*Records for this task:*

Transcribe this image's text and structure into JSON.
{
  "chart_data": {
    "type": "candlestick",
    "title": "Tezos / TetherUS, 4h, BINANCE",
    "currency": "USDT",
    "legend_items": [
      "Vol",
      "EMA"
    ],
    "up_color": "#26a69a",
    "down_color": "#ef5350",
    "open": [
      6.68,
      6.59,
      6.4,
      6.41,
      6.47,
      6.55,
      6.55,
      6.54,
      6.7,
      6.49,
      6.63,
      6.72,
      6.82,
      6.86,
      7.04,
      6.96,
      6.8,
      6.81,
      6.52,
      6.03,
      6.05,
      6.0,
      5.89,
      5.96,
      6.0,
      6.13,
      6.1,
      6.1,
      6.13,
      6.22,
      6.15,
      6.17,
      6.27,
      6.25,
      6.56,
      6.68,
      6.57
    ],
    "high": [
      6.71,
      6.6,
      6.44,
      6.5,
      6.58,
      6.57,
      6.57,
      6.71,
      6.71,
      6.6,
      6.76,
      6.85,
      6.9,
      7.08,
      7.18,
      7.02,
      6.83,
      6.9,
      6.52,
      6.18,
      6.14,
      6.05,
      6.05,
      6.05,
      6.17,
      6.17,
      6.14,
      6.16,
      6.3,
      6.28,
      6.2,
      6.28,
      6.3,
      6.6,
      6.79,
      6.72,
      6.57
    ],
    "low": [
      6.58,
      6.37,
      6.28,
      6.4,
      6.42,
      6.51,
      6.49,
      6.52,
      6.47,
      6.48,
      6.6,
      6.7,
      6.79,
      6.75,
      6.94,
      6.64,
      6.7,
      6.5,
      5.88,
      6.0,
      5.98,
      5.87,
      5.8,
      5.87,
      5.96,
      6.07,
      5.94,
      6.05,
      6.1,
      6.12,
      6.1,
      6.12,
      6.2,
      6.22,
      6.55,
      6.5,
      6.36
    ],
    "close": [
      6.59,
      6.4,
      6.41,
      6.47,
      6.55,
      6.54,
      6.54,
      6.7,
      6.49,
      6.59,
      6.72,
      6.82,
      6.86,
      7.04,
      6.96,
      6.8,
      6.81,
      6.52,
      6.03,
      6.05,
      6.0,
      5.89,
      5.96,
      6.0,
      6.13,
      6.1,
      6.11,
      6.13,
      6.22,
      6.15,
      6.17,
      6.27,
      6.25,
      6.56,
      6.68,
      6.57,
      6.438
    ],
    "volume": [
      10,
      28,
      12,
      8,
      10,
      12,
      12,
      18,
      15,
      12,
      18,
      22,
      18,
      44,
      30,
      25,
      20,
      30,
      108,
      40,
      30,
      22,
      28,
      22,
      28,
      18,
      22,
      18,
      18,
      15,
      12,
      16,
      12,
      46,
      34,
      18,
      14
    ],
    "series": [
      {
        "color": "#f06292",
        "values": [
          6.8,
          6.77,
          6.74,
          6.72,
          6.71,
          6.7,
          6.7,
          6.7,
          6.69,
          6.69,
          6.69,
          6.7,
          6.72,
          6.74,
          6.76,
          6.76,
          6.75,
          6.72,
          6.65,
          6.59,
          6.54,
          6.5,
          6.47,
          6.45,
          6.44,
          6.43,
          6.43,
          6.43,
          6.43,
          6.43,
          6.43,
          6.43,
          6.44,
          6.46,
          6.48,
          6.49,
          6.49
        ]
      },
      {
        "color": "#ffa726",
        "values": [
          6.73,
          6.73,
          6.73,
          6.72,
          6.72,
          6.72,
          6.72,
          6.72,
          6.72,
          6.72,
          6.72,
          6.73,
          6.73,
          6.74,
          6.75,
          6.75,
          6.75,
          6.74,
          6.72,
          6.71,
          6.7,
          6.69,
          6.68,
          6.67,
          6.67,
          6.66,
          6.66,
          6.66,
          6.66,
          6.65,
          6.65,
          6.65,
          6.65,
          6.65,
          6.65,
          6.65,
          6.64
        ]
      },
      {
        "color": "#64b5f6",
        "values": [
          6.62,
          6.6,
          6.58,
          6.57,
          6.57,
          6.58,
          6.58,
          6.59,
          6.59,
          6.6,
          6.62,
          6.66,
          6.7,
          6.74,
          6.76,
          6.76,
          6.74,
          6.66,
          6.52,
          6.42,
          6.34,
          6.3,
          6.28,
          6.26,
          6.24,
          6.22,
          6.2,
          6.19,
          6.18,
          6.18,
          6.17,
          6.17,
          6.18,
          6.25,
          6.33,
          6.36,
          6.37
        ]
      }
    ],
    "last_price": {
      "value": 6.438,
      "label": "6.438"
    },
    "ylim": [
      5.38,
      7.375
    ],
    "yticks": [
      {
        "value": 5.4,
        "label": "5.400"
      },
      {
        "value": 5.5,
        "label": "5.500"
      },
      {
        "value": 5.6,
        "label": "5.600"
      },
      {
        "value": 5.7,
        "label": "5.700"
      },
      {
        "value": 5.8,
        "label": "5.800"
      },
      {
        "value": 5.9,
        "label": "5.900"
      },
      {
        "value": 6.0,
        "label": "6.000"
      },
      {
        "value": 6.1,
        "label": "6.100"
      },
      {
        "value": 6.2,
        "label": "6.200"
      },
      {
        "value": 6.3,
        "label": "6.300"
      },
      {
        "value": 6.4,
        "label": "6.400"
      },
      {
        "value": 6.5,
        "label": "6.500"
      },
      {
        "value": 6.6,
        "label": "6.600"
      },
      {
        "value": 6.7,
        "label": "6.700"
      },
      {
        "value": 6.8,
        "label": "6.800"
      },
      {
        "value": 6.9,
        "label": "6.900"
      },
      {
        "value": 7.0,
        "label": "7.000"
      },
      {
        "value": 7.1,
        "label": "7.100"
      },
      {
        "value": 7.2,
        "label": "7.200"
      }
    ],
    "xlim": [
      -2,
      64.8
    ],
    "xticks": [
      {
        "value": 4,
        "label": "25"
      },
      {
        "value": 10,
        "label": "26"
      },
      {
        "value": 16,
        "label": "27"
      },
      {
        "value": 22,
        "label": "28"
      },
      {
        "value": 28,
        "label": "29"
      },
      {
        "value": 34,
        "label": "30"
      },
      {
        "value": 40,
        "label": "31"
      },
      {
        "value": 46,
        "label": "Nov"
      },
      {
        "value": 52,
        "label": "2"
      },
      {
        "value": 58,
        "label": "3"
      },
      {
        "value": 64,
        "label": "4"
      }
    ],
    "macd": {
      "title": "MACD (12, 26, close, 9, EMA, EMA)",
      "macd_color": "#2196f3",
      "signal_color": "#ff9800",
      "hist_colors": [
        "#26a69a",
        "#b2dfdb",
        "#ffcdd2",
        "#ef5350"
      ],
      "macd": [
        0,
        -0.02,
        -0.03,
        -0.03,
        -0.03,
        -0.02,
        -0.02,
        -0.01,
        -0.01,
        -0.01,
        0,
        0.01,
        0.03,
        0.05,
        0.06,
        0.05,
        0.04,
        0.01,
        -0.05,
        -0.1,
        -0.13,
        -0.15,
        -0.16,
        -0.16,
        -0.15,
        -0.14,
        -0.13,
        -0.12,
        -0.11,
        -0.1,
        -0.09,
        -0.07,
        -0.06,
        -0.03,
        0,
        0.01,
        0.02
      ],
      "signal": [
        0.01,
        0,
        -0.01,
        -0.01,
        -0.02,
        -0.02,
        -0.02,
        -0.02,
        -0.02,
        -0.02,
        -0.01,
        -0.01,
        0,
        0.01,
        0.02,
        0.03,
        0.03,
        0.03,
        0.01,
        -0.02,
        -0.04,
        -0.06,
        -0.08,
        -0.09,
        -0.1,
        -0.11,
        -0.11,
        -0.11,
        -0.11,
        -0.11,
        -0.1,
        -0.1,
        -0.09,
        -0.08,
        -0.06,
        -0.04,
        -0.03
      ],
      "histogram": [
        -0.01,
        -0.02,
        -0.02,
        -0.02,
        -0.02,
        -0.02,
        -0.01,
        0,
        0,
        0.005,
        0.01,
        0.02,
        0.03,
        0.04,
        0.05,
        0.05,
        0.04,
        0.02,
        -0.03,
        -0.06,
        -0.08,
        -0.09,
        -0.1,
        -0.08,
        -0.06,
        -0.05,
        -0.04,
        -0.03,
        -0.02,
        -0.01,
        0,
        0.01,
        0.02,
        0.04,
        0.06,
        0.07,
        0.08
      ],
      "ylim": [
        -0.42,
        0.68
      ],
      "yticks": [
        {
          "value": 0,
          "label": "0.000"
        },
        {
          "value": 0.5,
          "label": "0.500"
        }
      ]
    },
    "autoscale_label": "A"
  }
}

*What is asked:* Where a line in the entries holds the word "close", copy that line.

*Task answer:*
    "close": [
      "title": "MACD (12, 26, close, 9, EMA, EMA)",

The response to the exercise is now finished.